- [Aim of the exercise]
Reproduce all of the data below without alteration; exclude every picture.

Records
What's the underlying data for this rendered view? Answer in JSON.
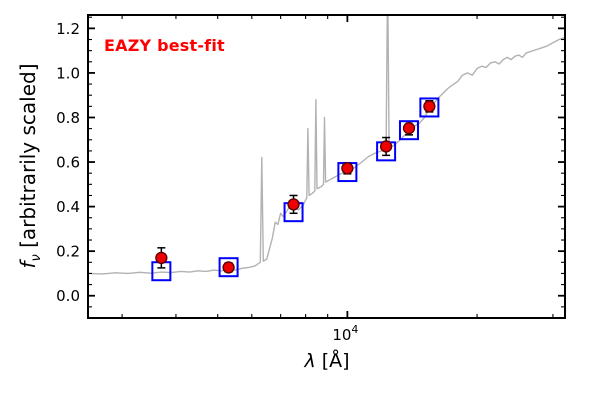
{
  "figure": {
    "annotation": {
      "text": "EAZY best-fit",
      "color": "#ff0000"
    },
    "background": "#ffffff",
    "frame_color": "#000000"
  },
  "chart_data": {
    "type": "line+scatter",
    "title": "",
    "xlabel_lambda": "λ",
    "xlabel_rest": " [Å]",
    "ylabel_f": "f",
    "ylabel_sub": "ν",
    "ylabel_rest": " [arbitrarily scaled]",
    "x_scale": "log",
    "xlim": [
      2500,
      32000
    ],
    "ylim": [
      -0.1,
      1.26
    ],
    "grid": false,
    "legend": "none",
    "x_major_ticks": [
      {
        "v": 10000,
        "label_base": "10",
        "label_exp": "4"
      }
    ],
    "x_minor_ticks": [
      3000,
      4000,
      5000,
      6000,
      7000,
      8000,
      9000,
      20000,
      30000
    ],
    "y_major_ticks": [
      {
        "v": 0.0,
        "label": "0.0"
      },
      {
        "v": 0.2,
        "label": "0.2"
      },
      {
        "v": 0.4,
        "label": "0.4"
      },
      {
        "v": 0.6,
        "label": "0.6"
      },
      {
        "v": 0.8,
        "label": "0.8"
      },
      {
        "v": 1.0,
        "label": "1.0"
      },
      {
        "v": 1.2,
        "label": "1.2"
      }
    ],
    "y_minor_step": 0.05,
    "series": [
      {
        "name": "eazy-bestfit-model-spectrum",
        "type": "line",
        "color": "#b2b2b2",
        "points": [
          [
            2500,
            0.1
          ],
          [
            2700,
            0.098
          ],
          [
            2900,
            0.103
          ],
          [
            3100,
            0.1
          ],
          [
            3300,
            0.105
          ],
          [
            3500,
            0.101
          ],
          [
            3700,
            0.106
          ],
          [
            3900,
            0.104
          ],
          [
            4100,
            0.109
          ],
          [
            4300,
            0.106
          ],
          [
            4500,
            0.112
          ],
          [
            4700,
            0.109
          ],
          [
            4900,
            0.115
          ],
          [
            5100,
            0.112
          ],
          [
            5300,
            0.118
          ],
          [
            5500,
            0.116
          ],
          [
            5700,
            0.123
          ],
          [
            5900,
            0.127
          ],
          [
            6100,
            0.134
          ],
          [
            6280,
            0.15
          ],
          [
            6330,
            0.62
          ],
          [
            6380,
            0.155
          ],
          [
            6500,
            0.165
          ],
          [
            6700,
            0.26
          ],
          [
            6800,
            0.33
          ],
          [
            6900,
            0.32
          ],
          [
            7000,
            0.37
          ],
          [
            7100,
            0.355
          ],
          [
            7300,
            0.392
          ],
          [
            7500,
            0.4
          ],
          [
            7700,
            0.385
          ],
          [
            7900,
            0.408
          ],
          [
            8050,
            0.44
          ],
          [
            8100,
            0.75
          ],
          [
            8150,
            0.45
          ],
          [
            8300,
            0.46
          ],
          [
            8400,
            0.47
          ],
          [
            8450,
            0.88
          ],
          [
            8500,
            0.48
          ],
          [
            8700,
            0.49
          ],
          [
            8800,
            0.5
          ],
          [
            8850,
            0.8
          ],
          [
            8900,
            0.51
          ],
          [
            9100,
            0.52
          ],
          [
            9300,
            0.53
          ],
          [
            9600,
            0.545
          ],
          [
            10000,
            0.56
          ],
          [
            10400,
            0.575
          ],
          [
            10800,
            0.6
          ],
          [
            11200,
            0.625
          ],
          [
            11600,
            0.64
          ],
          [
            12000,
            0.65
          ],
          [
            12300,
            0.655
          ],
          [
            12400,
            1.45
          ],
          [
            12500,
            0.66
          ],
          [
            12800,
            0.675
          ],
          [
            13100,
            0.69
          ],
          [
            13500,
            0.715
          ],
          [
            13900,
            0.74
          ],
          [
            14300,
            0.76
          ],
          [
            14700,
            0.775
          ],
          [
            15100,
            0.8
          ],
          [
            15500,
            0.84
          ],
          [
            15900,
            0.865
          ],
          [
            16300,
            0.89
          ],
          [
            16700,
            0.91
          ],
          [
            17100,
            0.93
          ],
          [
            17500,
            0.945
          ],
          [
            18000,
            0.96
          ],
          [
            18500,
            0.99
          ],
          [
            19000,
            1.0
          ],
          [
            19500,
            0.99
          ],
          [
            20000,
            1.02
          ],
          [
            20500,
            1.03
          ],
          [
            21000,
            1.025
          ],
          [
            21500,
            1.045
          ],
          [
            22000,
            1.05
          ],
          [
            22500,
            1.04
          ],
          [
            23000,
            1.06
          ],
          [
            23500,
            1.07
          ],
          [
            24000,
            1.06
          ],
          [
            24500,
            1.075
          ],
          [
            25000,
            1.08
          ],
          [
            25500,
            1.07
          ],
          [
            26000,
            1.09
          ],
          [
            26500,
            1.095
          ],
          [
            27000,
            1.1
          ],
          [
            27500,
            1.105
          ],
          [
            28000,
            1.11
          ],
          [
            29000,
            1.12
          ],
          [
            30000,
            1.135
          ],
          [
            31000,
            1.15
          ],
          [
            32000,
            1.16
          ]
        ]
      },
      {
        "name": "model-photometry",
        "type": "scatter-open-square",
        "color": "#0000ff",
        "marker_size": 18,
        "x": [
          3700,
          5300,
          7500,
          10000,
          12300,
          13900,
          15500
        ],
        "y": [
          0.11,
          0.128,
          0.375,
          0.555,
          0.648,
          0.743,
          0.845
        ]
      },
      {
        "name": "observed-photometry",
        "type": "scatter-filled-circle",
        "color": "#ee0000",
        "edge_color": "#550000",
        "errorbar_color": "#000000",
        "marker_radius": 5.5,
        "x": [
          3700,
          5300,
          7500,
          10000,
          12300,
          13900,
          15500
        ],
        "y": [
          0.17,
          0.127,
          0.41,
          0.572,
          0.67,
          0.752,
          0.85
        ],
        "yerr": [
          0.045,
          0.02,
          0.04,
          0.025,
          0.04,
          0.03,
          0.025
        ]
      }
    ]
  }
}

- [Finished task]
What's the underlying data for this rendered view? Answer in JSON.
{
  "figure": {
    "annotation": {
      "text": "EAZY best-fit",
      "color": "#ff0000"
    },
    "background": "#ffffff",
    "frame_color": "#000000"
  },
  "chart_data": {
    "type": "line+scatter",
    "title": "",
    "xlabel_lambda": "λ",
    "xlabel_rest": " [Å]",
    "ylabel_f": "f",
    "ylabel_sub": "ν",
    "ylabel_rest": " [arbitrarily scaled]",
    "x_scale": "log",
    "xlim": [
      2500,
      32000
    ],
    "ylim": [
      -0.1,
      1.26
    ],
    "grid": false,
    "legend": "none",
    "x_major_ticks": [
      {
        "v": 10000,
        "label_base": "10",
        "label_exp": "4"
      }
    ],
    "x_minor_ticks": [
      3000,
      4000,
      5000,
      6000,
      7000,
      8000,
      9000,
      20000,
      30000
    ],
    "y_major_ticks": [
      {
        "v": 0.0,
        "label": "0.0"
      },
      {
        "v": 0.2,
        "label": "0.2"
      },
      {
        "v": 0.4,
        "label": "0.4"
      },
      {
        "v": 0.6,
        "label": "0.6"
      },
      {
        "v": 0.8,
        "label": "0.8"
      },
      {
        "v": 1.0,
        "label": "1.0"
      },
      {
        "v": 1.2,
        "label": "1.2"
      }
    ],
    "y_minor_step": 0.05,
    "series": [
      {
        "name": "eazy-bestfit-model-spectrum",
        "type": "line",
        "color": "#b2b2b2",
        "points": [
          [
            2500,
            0.1
          ],
          [
            2700,
            0.098
          ],
          [
            2900,
            0.103
          ],
          [
            3100,
            0.1
          ],
          [
            3300,
            0.105
          ],
          [
            3500,
            0.101
          ],
          [
            3700,
            0.106
          ],
          [
            3900,
            0.104
          ],
          [
            4100,
            0.109
          ],
          [
            4300,
            0.106
          ],
          [
            4500,
            0.112
          ],
          [
            4700,
            0.109
          ],
          [
            4900,
            0.115
          ],
          [
            5100,
            0.112
          ],
          [
            5300,
            0.118
          ],
          [
            5500,
            0.116
          ],
          [
            5700,
            0.123
          ],
          [
            5900,
            0.127
          ],
          [
            6100,
            0.134
          ],
          [
            6280,
            0.15
          ],
          [
            6330,
            0.62
          ],
          [
            6380,
            0.155
          ],
          [
            6500,
            0.165
          ],
          [
            6700,
            0.26
          ],
          [
            6800,
            0.33
          ],
          [
            6900,
            0.32
          ],
          [
            7000,
            0.37
          ],
          [
            7100,
            0.355
          ],
          [
            7300,
            0.392
          ],
          [
            7500,
            0.4
          ],
          [
            7700,
            0.385
          ],
          [
            7900,
            0.408
          ],
          [
            8050,
            0.44
          ],
          [
            8100,
            0.75
          ],
          [
            8150,
            0.45
          ],
          [
            8300,
            0.46
          ],
          [
            8400,
            0.47
          ],
          [
            8450,
            0.88
          ],
          [
            8500,
            0.48
          ],
          [
            8700,
            0.49
          ],
          [
            8800,
            0.5
          ],
          [
            8850,
            0.8
          ],
          [
            8900,
            0.51
          ],
          [
            9100,
            0.52
          ],
          [
            9300,
            0.53
          ],
          [
            9600,
            0.545
          ],
          [
            10000,
            0.56
          ],
          [
            10400,
            0.575
          ],
          [
            10800,
            0.6
          ],
          [
            11200,
            0.625
          ],
          [
            11600,
            0.64
          ],
          [
            12000,
            0.65
          ],
          [
            12300,
            0.655
          ],
          [
            12400,
            1.45
          ],
          [
            12500,
            0.66
          ],
          [
            12800,
            0.675
          ],
          [
            13100,
            0.69
          ],
          [
            13500,
            0.715
          ],
          [
            13900,
            0.74
          ],
          [
            14300,
            0.76
          ],
          [
            14700,
            0.775
          ],
          [
            15100,
            0.8
          ],
          [
            15500,
            0.84
          ],
          [
            15900,
            0.865
          ],
          [
            16300,
            0.89
          ],
          [
            16700,
            0.91
          ],
          [
            17100,
            0.93
          ],
          [
            17500,
            0.945
          ],
          [
            18000,
            0.96
          ],
          [
            18500,
            0.99
          ],
          [
            19000,
            1.0
          ],
          [
            19500,
            0.99
          ],
          [
            20000,
            1.02
          ],
          [
            20500,
            1.03
          ],
          [
            21000,
            1.025
          ],
          [
            21500,
            1.045
          ],
          [
            22000,
            1.05
          ],
          [
            22500,
            1.04
          ],
          [
            23000,
            1.06
          ],
          [
            23500,
            1.07
          ],
          [
            24000,
            1.06
          ],
          [
            24500,
            1.075
          ],
          [
            25000,
            1.08
          ],
          [
            25500,
            1.07
          ],
          [
            26000,
            1.09
          ],
          [
            26500,
            1.095
          ],
          [
            27000,
            1.1
          ],
          [
            27500,
            1.105
          ],
          [
            28000,
            1.11
          ],
          [
            29000,
            1.12
          ],
          [
            30000,
            1.135
          ],
          [
            31000,
            1.15
          ],
          [
            32000,
            1.16
          ]
        ]
      },
      {
        "name": "model-photometry",
        "type": "scatter-open-square",
        "color": "#0000ff",
        "marker_size": 18,
        "x": [
          3700,
          5300,
          7500,
          10000,
          12300,
          13900,
          15500
        ],
        "y": [
          0.11,
          0.128,
          0.375,
          0.555,
          0.648,
          0.743,
          0.845
        ]
      },
      {
        "name": "observed-photometry",
        "type": "scatter-filled-circle",
        "color": "#ee0000",
        "edge_color": "#550000",
        "errorbar_color": "#000000",
        "marker_radius": 5.5,
        "x": [
          3700,
          5300,
          7500,
          10000,
          12300,
          13900,
          15500
        ],
        "y": [
          0.17,
          0.127,
          0.41,
          0.572,
          0.67,
          0.752,
          0.85
        ],
        "yerr": [
          0.045,
          0.02,
          0.04,
          0.025,
          0.04,
          0.03,
          0.025
        ]
      }
    ]
  }
}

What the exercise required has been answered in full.